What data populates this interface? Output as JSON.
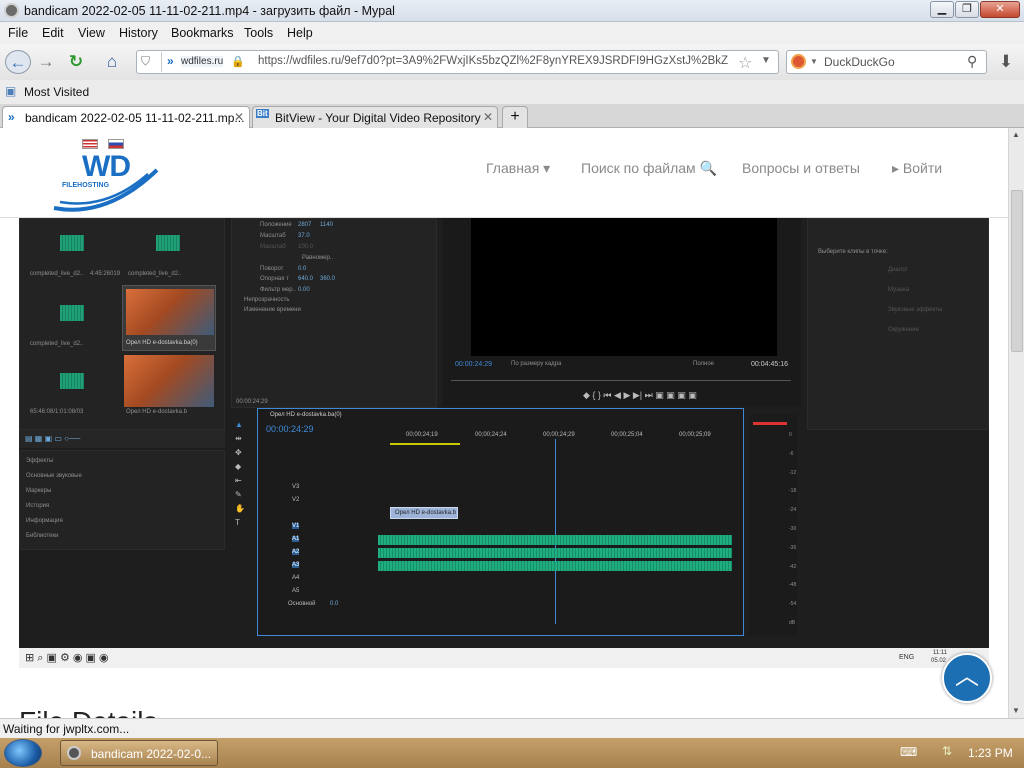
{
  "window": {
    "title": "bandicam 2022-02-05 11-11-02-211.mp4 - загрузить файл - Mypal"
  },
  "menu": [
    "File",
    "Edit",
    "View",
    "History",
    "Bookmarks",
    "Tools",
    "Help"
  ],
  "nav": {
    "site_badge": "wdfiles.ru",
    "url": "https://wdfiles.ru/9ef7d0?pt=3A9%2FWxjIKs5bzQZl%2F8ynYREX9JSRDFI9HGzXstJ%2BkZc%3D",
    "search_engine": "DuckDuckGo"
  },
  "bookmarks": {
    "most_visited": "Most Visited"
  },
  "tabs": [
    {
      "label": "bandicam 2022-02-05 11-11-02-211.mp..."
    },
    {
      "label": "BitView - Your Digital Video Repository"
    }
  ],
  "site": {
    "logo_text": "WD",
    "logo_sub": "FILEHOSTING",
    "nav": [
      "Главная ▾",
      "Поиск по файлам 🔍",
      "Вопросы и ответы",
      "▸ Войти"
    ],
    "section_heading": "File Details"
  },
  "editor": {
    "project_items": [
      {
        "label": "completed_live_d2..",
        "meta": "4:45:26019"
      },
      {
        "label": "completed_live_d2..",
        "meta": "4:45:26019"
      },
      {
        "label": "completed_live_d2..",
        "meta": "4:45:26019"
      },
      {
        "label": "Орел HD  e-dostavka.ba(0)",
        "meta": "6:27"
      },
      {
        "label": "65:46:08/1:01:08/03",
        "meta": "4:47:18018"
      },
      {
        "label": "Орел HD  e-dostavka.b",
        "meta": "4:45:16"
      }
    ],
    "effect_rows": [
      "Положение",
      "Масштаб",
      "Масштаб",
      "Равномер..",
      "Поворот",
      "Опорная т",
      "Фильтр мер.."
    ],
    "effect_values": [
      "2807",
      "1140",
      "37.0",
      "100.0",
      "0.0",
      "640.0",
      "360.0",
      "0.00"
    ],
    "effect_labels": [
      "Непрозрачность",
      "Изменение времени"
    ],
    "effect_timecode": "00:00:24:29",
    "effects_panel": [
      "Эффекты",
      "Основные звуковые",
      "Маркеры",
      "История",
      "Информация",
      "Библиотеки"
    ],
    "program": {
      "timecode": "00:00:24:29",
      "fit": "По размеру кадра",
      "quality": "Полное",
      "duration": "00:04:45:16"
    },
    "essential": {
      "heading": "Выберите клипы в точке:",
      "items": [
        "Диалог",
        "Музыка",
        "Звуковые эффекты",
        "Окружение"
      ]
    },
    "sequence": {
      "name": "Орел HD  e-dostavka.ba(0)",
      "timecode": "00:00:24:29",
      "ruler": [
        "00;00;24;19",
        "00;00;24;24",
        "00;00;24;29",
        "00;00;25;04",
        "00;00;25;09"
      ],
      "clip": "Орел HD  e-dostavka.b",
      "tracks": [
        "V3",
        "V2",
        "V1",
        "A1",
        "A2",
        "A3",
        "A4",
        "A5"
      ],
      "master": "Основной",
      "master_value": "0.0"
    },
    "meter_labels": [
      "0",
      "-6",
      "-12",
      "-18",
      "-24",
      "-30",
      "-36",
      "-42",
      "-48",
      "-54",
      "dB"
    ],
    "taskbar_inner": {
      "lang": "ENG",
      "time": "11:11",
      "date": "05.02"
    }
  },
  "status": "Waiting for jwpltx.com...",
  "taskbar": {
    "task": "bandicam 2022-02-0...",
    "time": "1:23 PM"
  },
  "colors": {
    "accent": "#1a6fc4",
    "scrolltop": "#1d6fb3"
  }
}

...

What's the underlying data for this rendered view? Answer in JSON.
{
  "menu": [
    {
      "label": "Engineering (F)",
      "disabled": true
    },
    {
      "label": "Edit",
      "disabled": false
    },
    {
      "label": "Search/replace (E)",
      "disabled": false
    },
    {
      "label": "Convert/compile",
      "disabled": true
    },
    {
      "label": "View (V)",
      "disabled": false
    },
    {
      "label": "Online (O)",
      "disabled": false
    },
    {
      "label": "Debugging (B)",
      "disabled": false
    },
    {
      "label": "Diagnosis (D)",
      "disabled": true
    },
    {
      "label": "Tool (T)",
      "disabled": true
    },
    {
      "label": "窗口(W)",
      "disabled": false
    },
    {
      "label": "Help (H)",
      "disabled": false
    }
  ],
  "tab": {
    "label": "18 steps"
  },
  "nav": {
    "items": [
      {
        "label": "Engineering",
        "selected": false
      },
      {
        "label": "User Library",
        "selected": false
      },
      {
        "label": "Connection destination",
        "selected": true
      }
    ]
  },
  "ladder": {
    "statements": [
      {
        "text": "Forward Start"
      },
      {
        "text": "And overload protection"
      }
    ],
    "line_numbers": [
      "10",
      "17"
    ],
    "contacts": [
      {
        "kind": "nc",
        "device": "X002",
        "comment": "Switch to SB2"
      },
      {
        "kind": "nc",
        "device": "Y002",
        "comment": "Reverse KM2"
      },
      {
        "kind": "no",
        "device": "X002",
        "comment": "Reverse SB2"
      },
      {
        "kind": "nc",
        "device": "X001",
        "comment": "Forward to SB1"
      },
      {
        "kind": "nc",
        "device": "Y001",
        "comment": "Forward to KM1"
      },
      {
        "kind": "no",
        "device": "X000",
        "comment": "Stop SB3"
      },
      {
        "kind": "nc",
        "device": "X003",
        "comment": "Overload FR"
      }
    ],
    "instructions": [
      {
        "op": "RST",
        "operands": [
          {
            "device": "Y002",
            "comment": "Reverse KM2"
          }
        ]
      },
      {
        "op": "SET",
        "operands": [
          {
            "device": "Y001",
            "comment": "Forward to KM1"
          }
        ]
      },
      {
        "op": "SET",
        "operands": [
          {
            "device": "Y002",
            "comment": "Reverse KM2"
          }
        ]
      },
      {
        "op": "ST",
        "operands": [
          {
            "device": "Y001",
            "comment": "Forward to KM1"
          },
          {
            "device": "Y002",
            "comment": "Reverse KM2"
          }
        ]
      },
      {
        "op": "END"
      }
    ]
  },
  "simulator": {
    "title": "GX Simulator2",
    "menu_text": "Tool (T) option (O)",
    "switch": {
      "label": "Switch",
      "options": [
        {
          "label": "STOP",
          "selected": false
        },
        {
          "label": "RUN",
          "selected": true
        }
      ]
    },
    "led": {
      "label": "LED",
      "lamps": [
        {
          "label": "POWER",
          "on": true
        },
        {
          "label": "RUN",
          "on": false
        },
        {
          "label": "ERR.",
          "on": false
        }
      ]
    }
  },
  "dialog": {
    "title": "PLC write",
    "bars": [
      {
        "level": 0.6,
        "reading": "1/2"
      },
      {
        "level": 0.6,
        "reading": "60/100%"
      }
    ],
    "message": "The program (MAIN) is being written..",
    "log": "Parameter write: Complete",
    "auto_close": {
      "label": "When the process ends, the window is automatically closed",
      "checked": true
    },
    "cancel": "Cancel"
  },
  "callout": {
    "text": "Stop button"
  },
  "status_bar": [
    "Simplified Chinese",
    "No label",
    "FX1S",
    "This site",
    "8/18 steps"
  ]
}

---

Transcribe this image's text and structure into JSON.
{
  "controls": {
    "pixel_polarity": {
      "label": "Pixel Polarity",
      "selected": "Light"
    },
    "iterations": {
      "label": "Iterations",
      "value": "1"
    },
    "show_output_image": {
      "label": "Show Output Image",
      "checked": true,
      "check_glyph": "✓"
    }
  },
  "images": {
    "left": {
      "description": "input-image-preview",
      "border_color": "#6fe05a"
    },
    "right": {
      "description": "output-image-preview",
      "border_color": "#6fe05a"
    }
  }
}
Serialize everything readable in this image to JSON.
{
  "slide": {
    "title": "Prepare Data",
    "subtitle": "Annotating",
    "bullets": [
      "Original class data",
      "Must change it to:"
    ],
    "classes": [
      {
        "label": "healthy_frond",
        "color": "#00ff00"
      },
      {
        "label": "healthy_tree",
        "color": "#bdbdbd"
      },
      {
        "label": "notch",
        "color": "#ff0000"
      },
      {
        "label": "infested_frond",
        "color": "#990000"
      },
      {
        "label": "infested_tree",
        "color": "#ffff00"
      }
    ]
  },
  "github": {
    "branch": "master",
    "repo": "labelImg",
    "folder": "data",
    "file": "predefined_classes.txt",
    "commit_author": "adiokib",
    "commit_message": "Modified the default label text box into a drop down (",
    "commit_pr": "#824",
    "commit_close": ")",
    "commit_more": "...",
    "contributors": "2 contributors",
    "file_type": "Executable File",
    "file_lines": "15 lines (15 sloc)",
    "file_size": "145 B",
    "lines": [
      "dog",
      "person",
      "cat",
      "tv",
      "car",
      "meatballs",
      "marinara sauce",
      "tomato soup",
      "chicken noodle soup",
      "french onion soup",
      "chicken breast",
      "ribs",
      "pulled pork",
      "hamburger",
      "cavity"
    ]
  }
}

- _Task directions_
How many lines in the records above contain the word "Engineering"? Give only the number.

- _Response below_
2